> _What the task asks_:
Report the count of lines where the string "subjects" appears, and nothing else.

╭─ Supplied material

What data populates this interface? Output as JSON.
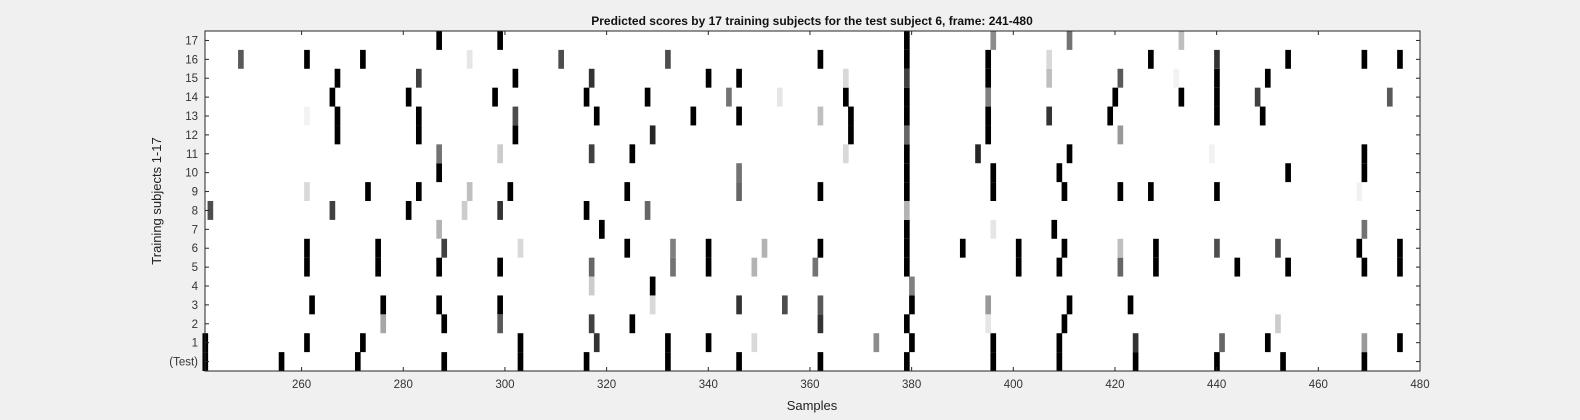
{
  "chart_data": {
    "type": "heatmap",
    "title": "Predicted scores by 17 training subjects for the test subject 6, frame: 241-480",
    "xlabel": "Samples",
    "ylabel": "Training subjects 1-17",
    "xlim": [
      241,
      480
    ],
    "x_ticks": [
      260,
      280,
      300,
      320,
      340,
      360,
      380,
      400,
      420,
      440,
      460,
      480
    ],
    "y_ticks": [
      "(Test)",
      "1",
      "2",
      "3",
      "4",
      "5",
      "6",
      "7",
      "8",
      "9",
      "10",
      "11",
      "12",
      "13",
      "14",
      "15",
      "16",
      "17"
    ],
    "colormap": "gray (white = 0, black = 1)",
    "grid": false,
    "rows": [
      {
        "label": "(Test)",
        "marks": [
          [
            241,
            1
          ],
          [
            256,
            1
          ],
          [
            271,
            1
          ],
          [
            288,
            1
          ],
          [
            303,
            1
          ],
          [
            316,
            1
          ],
          [
            332,
            1
          ],
          [
            346,
            1
          ],
          [
            362,
            1
          ],
          [
            379,
            1
          ],
          [
            396,
            1
          ],
          [
            409,
            1
          ],
          [
            424,
            1
          ],
          [
            440,
            1
          ],
          [
            453,
            1
          ],
          [
            469,
            1
          ]
        ]
      },
      {
        "label": "1",
        "marks": [
          [
            241,
            1
          ],
          [
            261,
            1
          ],
          [
            272,
            1
          ],
          [
            303,
            1
          ],
          [
            318,
            0.8
          ],
          [
            332,
            1
          ],
          [
            340,
            1
          ],
          [
            349,
            0.15
          ],
          [
            373,
            0.45
          ],
          [
            380,
            1
          ],
          [
            396,
            1
          ],
          [
            409,
            1
          ],
          [
            424,
            0.8
          ],
          [
            441,
            0.6
          ],
          [
            450,
            1
          ],
          [
            469,
            0.4
          ],
          [
            476,
            1
          ]
        ]
      },
      {
        "label": "2",
        "marks": [
          [
            276,
            0.35
          ],
          [
            288,
            1
          ],
          [
            299,
            0.65
          ],
          [
            317,
            0.75
          ],
          [
            325,
            1
          ],
          [
            362,
            0.8
          ],
          [
            379,
            1
          ],
          [
            395,
            0.1
          ],
          [
            410,
            1
          ],
          [
            452,
            0.2
          ]
        ]
      },
      {
        "label": "3",
        "marks": [
          [
            262,
            1
          ],
          [
            276,
            1
          ],
          [
            287,
            1
          ],
          [
            299,
            1
          ],
          [
            329,
            0.15
          ],
          [
            346,
            0.8
          ],
          [
            355,
            0.7
          ],
          [
            362,
            0.65
          ],
          [
            380,
            1
          ],
          [
            395,
            0.4
          ],
          [
            411,
            1
          ],
          [
            423,
            1
          ]
        ]
      },
      {
        "label": "4",
        "marks": [
          [
            317,
            0.2
          ],
          [
            329,
            1
          ],
          [
            380,
            0.5
          ]
        ]
      },
      {
        "label": "5",
        "marks": [
          [
            261,
            1
          ],
          [
            275,
            1
          ],
          [
            287,
            1
          ],
          [
            299,
            1
          ],
          [
            317,
            0.6
          ],
          [
            333,
            0.55
          ],
          [
            340,
            1
          ],
          [
            349,
            0.3
          ],
          [
            361,
            0.55
          ],
          [
            379,
            1
          ],
          [
            401,
            1
          ],
          [
            409,
            1
          ],
          [
            421,
            0.6
          ],
          [
            428,
            1
          ],
          [
            444,
            1
          ],
          [
            454,
            1
          ],
          [
            469,
            1
          ],
          [
            476,
            1
          ]
        ]
      },
      {
        "label": "6",
        "marks": [
          [
            261,
            1
          ],
          [
            275,
            1
          ],
          [
            288,
            0.75
          ],
          [
            303,
            0.15
          ],
          [
            324,
            1
          ],
          [
            333,
            0.5
          ],
          [
            340,
            1
          ],
          [
            351,
            0.3
          ],
          [
            362,
            1
          ],
          [
            379,
            1
          ],
          [
            390,
            1
          ],
          [
            401,
            1
          ],
          [
            410,
            1
          ],
          [
            421,
            0.25
          ],
          [
            428,
            1
          ],
          [
            440,
            0.7
          ],
          [
            452,
            0.7
          ],
          [
            468,
            1
          ],
          [
            476,
            1
          ]
        ]
      },
      {
        "label": "7",
        "marks": [
          [
            287,
            0.3
          ],
          [
            319,
            1
          ],
          [
            379,
            1
          ],
          [
            396,
            0.1
          ],
          [
            408,
            1
          ],
          [
            469,
            0.55
          ]
        ]
      },
      {
        "label": "8",
        "marks": [
          [
            242,
            0.7
          ],
          [
            266,
            0.75
          ],
          [
            281,
            1
          ],
          [
            292,
            0.2
          ],
          [
            299,
            0.8
          ],
          [
            316,
            1
          ],
          [
            328,
            0.6
          ],
          [
            379,
            0.3
          ]
        ]
      },
      {
        "label": "9",
        "marks": [
          [
            261,
            0.15
          ],
          [
            273,
            1
          ],
          [
            283,
            1
          ],
          [
            293,
            0.25
          ],
          [
            301,
            1
          ],
          [
            324,
            1
          ],
          [
            346,
            0.6
          ],
          [
            362,
            1
          ],
          [
            379,
            1
          ],
          [
            396,
            1
          ],
          [
            410,
            1
          ],
          [
            421,
            1
          ],
          [
            427,
            1
          ],
          [
            440,
            1
          ],
          [
            468,
            0.05
          ]
        ]
      },
      {
        "label": "10",
        "marks": [
          [
            287,
            1
          ],
          [
            346,
            0.55
          ],
          [
            379,
            1
          ],
          [
            396,
            1
          ],
          [
            409,
            1
          ],
          [
            454,
            1
          ],
          [
            469,
            1
          ]
        ]
      },
      {
        "label": "11",
        "marks": [
          [
            287,
            0.55
          ],
          [
            299,
            0.2
          ],
          [
            317,
            0.75
          ],
          [
            325,
            1
          ],
          [
            367,
            0.15
          ],
          [
            379,
            1
          ],
          [
            393,
            0.85
          ],
          [
            411,
            1
          ],
          [
            439,
            0.05
          ],
          [
            469,
            1
          ]
        ]
      },
      {
        "label": "12",
        "marks": [
          [
            267,
            1
          ],
          [
            283,
            1
          ],
          [
            302,
            1
          ],
          [
            329,
            0.85
          ],
          [
            368,
            1
          ],
          [
            379,
            0.6
          ],
          [
            395,
            1
          ],
          [
            421,
            0.4
          ]
        ]
      },
      {
        "label": "13",
        "marks": [
          [
            261,
            0.05
          ],
          [
            267,
            1
          ],
          [
            283,
            1
          ],
          [
            302,
            0.7
          ],
          [
            318,
            1
          ],
          [
            337,
            1
          ],
          [
            346,
            1
          ],
          [
            362,
            0.25
          ],
          [
            368,
            1
          ],
          [
            379,
            1
          ],
          [
            395,
            1
          ],
          [
            407,
            0.8
          ],
          [
            419,
            1
          ],
          [
            440,
            1
          ],
          [
            449,
            1
          ]
        ]
      },
      {
        "label": "14",
        "marks": [
          [
            266,
            1
          ],
          [
            281,
            1
          ],
          [
            298,
            1
          ],
          [
            316,
            1
          ],
          [
            328,
            1
          ],
          [
            344,
            0.55
          ],
          [
            354,
            0.1
          ],
          [
            367,
            1
          ],
          [
            379,
            1
          ],
          [
            395,
            0.5
          ],
          [
            420,
            1
          ],
          [
            433,
            1
          ],
          [
            440,
            1
          ],
          [
            448,
            0.75
          ],
          [
            474,
            0.65
          ]
        ]
      },
      {
        "label": "15",
        "marks": [
          [
            267,
            1
          ],
          [
            283,
            0.75
          ],
          [
            302,
            1
          ],
          [
            317,
            0.8
          ],
          [
            340,
            1
          ],
          [
            346,
            1
          ],
          [
            367,
            0.15
          ],
          [
            379,
            0.75
          ],
          [
            395,
            1
          ],
          [
            407,
            0.25
          ],
          [
            421,
            0.65
          ],
          [
            432,
            0.05
          ],
          [
            440,
            1
          ],
          [
            450,
            1
          ]
        ]
      },
      {
        "label": "16",
        "marks": [
          [
            248,
            0.65
          ],
          [
            261,
            1
          ],
          [
            272,
            1
          ],
          [
            293,
            0.1
          ],
          [
            311,
            0.7
          ],
          [
            332,
            0.7
          ],
          [
            362,
            1
          ],
          [
            379,
            1
          ],
          [
            395,
            1
          ],
          [
            407,
            0.15
          ],
          [
            427,
            1
          ],
          [
            440,
            0.8
          ],
          [
            454,
            1
          ],
          [
            469,
            1
          ],
          [
            476,
            1
          ]
        ]
      },
      {
        "label": "17",
        "marks": [
          [
            287,
            1
          ],
          [
            299,
            1
          ],
          [
            379,
            1
          ],
          [
            396,
            0.45
          ],
          [
            411,
            0.55
          ],
          [
            433,
            0.25
          ]
        ]
      }
    ]
  }
}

╰─

> _Written response_:
2